>> Begin

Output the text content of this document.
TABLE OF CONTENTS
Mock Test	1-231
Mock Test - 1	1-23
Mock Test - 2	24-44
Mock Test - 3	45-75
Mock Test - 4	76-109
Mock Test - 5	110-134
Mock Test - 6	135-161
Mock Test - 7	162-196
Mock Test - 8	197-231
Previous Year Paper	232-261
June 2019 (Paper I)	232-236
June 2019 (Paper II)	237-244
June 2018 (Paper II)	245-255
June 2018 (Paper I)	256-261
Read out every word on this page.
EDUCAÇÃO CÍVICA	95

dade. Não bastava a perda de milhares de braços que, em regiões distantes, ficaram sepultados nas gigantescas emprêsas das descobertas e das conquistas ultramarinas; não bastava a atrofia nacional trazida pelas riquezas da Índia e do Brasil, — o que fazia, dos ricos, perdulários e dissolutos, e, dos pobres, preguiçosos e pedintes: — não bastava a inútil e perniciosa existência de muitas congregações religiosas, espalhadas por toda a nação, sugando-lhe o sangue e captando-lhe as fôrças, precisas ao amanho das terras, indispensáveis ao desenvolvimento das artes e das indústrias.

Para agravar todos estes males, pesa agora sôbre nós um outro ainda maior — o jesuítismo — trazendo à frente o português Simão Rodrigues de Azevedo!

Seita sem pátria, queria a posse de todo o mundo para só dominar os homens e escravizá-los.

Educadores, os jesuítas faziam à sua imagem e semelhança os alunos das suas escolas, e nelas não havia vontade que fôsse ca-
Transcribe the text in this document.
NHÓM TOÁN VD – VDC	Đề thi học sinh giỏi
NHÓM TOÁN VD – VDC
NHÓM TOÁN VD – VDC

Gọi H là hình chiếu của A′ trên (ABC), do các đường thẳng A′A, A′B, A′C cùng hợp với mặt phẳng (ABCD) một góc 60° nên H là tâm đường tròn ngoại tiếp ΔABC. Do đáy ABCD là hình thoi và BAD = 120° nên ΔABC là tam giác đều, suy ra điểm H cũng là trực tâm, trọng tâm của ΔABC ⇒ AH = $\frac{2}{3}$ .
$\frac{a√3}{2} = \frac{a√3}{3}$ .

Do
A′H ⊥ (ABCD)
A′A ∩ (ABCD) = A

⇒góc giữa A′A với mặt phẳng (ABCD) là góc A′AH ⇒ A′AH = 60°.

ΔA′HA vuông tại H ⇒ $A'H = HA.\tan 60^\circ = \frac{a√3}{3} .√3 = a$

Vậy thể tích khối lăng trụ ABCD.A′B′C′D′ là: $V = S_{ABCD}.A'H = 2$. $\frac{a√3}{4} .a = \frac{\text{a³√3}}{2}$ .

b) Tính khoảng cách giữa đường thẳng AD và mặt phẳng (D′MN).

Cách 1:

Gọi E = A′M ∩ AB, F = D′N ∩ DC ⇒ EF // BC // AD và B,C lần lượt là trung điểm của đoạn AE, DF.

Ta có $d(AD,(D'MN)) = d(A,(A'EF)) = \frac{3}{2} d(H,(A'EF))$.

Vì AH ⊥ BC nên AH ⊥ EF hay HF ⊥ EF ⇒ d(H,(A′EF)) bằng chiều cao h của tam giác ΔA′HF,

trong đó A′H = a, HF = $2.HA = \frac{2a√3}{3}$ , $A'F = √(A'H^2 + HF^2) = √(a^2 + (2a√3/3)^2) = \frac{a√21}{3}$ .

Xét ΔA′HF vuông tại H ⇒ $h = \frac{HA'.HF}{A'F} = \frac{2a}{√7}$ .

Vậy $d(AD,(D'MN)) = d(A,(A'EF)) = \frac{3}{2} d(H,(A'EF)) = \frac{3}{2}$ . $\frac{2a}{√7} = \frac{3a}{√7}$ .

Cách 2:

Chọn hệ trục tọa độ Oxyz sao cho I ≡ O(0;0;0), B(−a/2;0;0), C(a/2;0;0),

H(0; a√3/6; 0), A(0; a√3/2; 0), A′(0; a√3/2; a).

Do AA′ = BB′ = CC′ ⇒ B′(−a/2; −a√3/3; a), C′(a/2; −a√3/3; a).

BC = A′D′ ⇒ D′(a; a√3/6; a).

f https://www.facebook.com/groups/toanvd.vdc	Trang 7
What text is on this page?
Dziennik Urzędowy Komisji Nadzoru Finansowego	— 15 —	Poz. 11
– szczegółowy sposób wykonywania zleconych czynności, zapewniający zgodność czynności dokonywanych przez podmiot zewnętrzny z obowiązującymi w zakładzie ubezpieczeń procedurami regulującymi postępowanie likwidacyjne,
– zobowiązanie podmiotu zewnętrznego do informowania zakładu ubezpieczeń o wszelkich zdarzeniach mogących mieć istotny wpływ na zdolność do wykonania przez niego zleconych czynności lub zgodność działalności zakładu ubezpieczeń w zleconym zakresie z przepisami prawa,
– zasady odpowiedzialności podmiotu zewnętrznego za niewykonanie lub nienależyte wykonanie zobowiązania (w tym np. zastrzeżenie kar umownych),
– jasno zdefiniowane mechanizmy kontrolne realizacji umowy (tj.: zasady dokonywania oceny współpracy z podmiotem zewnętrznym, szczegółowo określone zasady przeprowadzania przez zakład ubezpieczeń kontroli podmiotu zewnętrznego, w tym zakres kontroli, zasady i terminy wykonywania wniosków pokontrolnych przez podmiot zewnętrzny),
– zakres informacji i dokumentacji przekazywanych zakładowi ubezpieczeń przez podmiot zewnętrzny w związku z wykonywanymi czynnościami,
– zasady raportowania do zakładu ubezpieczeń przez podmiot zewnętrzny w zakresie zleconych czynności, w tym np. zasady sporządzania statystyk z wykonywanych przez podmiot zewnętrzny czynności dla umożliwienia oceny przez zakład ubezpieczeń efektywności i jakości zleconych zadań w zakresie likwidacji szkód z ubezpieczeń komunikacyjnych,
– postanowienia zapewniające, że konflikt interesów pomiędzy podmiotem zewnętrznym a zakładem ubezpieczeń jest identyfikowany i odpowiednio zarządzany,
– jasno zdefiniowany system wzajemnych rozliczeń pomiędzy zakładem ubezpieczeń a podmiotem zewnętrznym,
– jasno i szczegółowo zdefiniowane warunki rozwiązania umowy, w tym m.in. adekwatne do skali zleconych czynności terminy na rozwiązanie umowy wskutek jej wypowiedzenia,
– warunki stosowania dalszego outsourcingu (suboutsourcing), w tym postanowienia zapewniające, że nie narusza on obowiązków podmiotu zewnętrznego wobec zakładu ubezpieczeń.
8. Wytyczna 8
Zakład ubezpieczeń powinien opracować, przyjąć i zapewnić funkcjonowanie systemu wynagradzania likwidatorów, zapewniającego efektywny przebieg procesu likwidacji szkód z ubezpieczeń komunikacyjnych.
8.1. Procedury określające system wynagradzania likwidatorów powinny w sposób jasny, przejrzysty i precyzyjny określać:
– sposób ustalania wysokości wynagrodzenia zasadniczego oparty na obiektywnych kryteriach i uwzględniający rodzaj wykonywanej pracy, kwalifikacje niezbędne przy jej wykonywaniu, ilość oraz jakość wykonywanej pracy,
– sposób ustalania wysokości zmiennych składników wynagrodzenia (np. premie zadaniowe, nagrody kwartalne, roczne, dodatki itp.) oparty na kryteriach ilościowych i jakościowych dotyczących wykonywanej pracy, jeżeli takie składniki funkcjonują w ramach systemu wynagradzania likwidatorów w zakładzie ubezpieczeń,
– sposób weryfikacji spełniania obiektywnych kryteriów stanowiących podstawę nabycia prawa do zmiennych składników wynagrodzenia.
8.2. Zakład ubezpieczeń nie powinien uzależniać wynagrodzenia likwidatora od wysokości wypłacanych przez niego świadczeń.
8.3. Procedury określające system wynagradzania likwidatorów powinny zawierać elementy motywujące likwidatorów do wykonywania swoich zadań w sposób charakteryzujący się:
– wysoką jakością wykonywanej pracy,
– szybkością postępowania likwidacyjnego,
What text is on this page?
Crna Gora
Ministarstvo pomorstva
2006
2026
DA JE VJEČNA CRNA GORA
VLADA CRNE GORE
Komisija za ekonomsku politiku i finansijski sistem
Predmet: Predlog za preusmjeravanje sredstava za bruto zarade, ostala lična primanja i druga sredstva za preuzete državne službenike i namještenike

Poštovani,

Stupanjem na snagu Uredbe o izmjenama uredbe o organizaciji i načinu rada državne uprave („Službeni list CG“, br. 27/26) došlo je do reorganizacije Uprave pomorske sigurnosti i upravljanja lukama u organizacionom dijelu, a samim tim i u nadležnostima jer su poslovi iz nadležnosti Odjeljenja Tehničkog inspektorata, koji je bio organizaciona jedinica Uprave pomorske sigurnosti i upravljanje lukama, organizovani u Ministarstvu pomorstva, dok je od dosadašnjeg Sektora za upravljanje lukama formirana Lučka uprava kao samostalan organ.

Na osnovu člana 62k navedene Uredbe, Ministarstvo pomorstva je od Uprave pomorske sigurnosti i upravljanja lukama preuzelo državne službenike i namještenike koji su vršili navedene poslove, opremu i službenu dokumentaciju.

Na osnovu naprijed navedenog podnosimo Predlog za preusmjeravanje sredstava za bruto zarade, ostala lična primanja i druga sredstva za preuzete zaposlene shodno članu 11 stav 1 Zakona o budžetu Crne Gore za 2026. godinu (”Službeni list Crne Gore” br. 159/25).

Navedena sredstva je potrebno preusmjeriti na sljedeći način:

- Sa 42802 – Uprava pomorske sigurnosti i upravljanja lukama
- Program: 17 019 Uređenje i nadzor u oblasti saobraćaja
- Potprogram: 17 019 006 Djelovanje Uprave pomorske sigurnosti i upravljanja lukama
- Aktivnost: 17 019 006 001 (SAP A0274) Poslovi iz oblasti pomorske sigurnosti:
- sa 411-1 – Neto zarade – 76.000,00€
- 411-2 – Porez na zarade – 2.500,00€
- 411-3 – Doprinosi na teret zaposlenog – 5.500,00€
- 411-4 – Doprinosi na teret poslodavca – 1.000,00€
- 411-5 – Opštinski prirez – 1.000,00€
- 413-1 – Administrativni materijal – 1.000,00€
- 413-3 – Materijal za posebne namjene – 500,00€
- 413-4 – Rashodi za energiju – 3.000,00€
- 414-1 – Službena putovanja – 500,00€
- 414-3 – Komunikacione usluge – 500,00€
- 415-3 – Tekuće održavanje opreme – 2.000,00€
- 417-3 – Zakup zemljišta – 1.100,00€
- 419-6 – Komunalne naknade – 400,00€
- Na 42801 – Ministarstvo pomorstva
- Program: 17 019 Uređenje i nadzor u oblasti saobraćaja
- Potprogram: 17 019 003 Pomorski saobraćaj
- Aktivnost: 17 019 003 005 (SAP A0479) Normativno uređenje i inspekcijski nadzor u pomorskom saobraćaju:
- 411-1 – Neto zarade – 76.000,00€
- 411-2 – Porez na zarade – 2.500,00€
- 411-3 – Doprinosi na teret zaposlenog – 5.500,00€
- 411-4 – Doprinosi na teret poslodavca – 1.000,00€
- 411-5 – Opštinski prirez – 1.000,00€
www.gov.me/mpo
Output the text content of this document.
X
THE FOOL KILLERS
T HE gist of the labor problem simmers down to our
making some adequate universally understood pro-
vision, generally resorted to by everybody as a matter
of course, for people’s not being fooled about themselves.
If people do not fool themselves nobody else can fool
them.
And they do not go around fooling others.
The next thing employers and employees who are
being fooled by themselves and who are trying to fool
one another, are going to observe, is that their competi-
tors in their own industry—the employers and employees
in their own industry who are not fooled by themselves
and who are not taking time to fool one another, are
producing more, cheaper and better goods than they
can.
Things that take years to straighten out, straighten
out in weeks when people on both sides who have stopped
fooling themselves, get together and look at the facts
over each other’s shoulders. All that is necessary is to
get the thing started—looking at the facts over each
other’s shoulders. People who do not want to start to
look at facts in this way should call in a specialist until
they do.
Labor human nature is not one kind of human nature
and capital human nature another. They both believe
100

>> End

▶ _The exercise_: Gather each line in these records that contains the string "giữa".

▶ _Answer to the problem_:
⇒góc giữa A′A với mặt phẳng (ABCD) là góc A′AH ⇒ A′AH = 60°.
b) Tính khoảng cách giữa đường thẳng AD và mặt phẳng (D′MN).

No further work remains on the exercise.